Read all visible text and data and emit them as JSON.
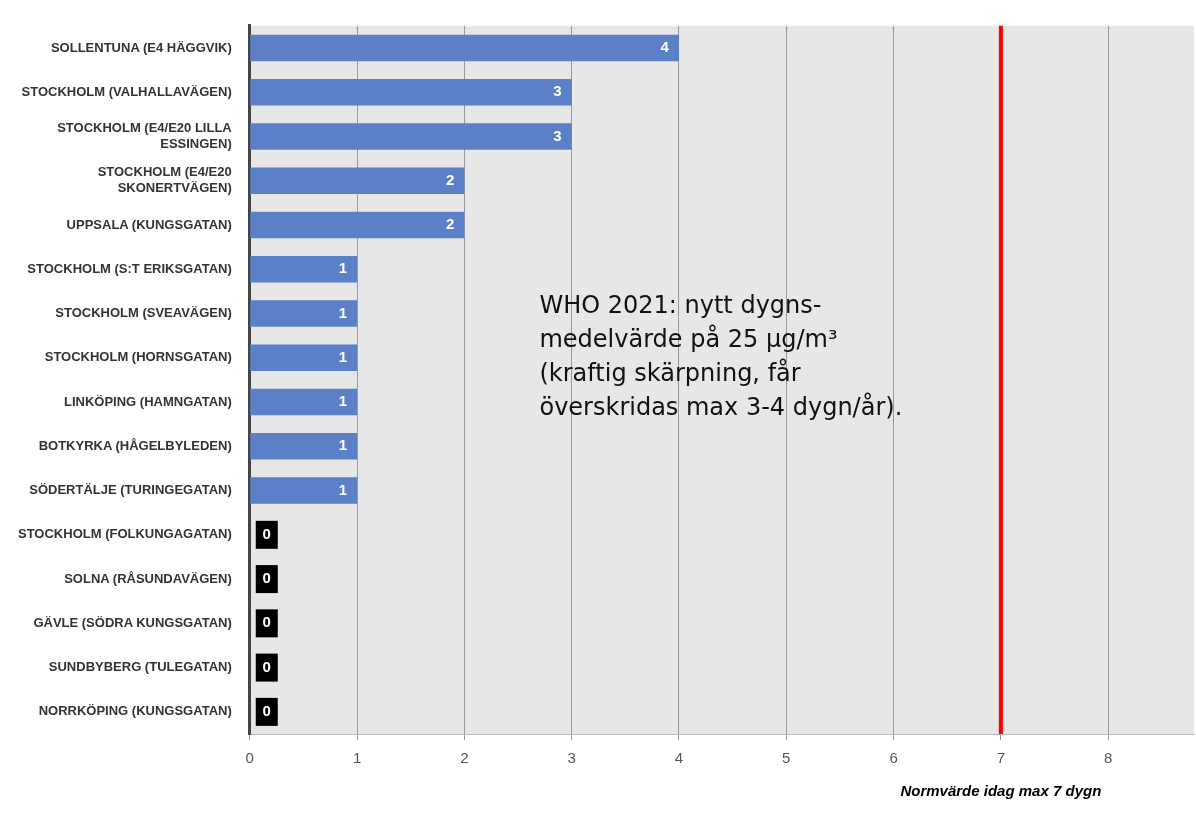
{
  "chart_data": {
    "type": "bar",
    "orientation": "horizontal",
    "categories": [
      "SOLLENTUNA (E4 HÄGGVIK)",
      "STOCKHOLM (VALHALLAVÄGEN)",
      "STOCKHOLM (E4/E20 LILLA ESSINGEN)",
      "STOCKHOLM (E4/E20 SKONERTVÄGEN)",
      "UPPSALA (KUNGSGATAN)",
      "STOCKHOLM (S:T ERIKSGATAN)",
      "STOCKHOLM (SVEAVÄGEN)",
      "STOCKHOLM (HORNSGATAN)",
      "LINKÖPING (HAMNGATAN)",
      "BOTKYRKA (HÅGELBYLEDEN)",
      "SÖDERTÄLJE (TURINGEGATAN)",
      "STOCKHOLM (FOLKUNGAGATAN)",
      "SOLNA (RÅSUNDAVÄGEN)",
      "GÄVLE (SÖDRA KUNGSGATAN)",
      "SUNDBYBERG (TULEGATAN)",
      "NORRKÖPING (KUNGSGATAN)"
    ],
    "values": [
      4,
      3,
      3,
      2,
      2,
      1,
      1,
      1,
      1,
      1,
      1,
      0,
      0,
      0,
      0,
      0
    ],
    "color": "#5b80c8",
    "xlim": [
      0,
      8.8
    ],
    "xticks": [
      0,
      1,
      2,
      3,
      4,
      5,
      6,
      7,
      8
    ],
    "grid": "x",
    "legend": false,
    "data_labels": true,
    "xlabel": "Normvärde idag max 7 dygn",
    "ref_lines": [
      {
        "axis": "x",
        "value": 7,
        "color": "#ff0000"
      }
    ],
    "annotations": [
      "WHO 2021: nytt dygns-medelvärde på 25 µg/m³ (kraftig skärpning, får överskridas max 3-4 dygn/år)."
    ]
  }
}
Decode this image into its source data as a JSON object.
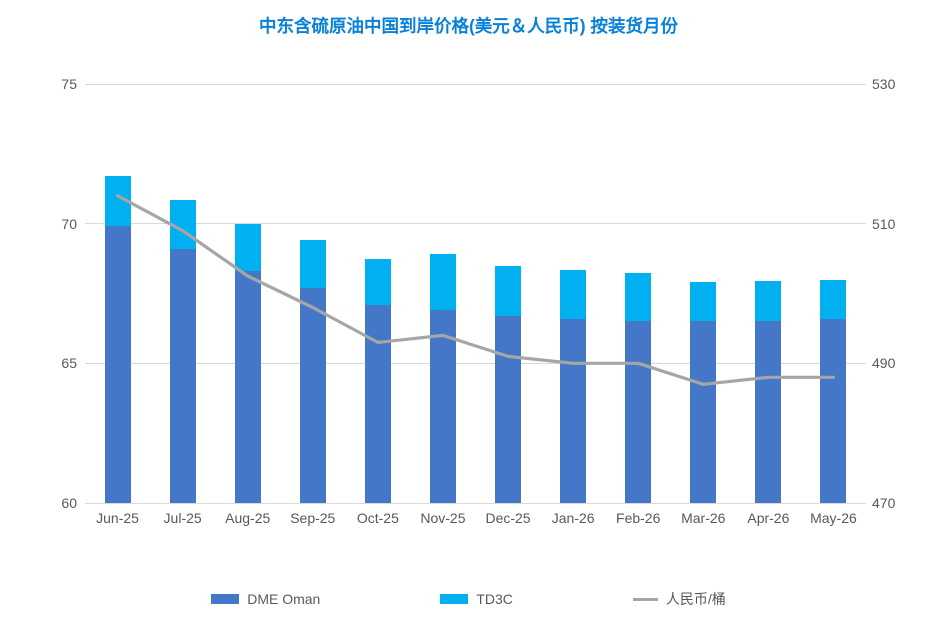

++++++++++

● TASK OBJECTIVE
Quote the entries above word for word. Leave the images out.

● WRITTEN SOLUTION
Read all visible text and data and emit them as JSON.
{
  "chart_data": {
    "type": "bar",
    "orientation": "horizontal",
    "categories": [
      "SOLLENTUNA (E4 HÄGGVIK)",
      "STOCKHOLM (VALHALLAVÄGEN)",
      "STOCKHOLM (E4/E20 LILLA ESSINGEN)",
      "STOCKHOLM (E4/E20 SKONERTVÄGEN)",
      "UPPSALA (KUNGSGATAN)",
      "STOCKHOLM (S:T ERIKSGATAN)",
      "STOCKHOLM (SVEAVÄGEN)",
      "STOCKHOLM (HORNSGATAN)",
      "LINKÖPING (HAMNGATAN)",
      "BOTKYRKA (HÅGELBYLEDEN)",
      "SÖDERTÄLJE (TURINGEGATAN)",
      "STOCKHOLM (FOLKUNGAGATAN)",
      "SOLNA (RÅSUNDAVÄGEN)",
      "GÄVLE (SÖDRA KUNGSGATAN)",
      "SUNDBYBERG (TULEGATAN)",
      "NORRKÖPING (KUNGSGATAN)"
    ],
    "values": [
      4,
      3,
      3,
      2,
      2,
      1,
      1,
      1,
      1,
      1,
      1,
      0,
      0,
      0,
      0,
      0
    ],
    "color": "#5b80c8",
    "xlim": [
      0,
      8.8
    ],
    "xticks": [
      0,
      1,
      2,
      3,
      4,
      5,
      6,
      7,
      8
    ],
    "grid": "x",
    "legend": false,
    "data_labels": true,
    "xlabel": "Normvärde idag max 7 dygn",
    "ref_lines": [
      {
        "axis": "x",
        "value": 7,
        "color": "#ff0000"
      }
    ],
    "annotations": [
      "WHO 2021: nytt dygns-medelvärde på 25 µg/m³ (kraftig skärpning, får överskridas max 3-4 dygn/år)."
    ]
  }
}
Decode this image into its source data as a JSON object.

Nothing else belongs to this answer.